> _Task brief_
Examine the entries and show every line in which the word "espacios" is found.

> _Given information_
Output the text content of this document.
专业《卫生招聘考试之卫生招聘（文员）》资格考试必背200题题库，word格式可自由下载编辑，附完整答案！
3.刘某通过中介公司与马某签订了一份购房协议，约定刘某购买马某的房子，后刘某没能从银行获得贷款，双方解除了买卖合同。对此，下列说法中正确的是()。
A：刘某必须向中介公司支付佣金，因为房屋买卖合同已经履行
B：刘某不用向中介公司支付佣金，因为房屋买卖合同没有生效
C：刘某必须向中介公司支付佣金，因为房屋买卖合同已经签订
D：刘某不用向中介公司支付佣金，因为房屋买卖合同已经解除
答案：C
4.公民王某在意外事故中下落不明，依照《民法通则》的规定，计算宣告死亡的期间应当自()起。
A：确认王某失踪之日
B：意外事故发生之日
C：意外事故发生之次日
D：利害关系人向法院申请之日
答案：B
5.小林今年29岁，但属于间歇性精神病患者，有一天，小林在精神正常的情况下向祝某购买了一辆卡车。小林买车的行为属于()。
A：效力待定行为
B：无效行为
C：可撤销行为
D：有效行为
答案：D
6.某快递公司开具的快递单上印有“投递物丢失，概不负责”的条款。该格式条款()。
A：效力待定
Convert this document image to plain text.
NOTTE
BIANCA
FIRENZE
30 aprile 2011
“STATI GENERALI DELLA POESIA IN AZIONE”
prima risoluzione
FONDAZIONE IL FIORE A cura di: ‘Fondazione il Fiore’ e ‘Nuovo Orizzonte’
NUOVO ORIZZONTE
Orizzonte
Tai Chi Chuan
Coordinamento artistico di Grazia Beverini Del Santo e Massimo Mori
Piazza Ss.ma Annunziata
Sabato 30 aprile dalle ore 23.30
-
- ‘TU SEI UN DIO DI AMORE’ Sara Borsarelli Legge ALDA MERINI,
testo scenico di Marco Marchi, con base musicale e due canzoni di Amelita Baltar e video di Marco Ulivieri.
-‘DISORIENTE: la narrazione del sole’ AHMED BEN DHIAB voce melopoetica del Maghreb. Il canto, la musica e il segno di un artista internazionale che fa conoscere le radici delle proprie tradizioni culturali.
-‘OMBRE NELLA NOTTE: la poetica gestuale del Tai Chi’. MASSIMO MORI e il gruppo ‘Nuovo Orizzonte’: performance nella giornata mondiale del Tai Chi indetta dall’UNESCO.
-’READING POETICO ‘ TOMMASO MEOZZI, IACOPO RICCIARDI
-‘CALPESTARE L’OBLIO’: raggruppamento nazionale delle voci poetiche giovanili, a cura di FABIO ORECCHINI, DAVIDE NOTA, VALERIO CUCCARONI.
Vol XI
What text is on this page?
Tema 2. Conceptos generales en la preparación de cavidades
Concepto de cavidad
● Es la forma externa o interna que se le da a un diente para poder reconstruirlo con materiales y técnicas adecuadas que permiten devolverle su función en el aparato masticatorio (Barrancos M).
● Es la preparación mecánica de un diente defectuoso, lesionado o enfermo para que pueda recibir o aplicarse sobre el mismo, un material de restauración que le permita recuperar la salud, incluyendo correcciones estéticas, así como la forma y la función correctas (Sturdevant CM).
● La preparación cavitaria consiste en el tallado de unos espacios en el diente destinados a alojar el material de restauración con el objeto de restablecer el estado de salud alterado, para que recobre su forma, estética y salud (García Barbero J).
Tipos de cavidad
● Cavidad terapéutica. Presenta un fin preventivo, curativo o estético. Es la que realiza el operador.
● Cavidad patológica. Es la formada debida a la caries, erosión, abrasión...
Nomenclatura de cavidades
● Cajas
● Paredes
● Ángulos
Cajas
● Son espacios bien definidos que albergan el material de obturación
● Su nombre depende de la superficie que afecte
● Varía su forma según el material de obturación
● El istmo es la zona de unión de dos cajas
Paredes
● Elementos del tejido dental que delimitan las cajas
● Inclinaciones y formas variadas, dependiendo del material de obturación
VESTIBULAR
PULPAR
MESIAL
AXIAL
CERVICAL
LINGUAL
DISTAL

> _Solution to this exercise_
● La preparación cavitaria consiste en el tallado de unos espacios en el diente destinados a alojar el material de restauración con el objeto de restablecer el estado de salud alterado, para que recobre su forma, estética y salud (García Barbero J).
● Son espacios bien definidos que albergan el material de obturación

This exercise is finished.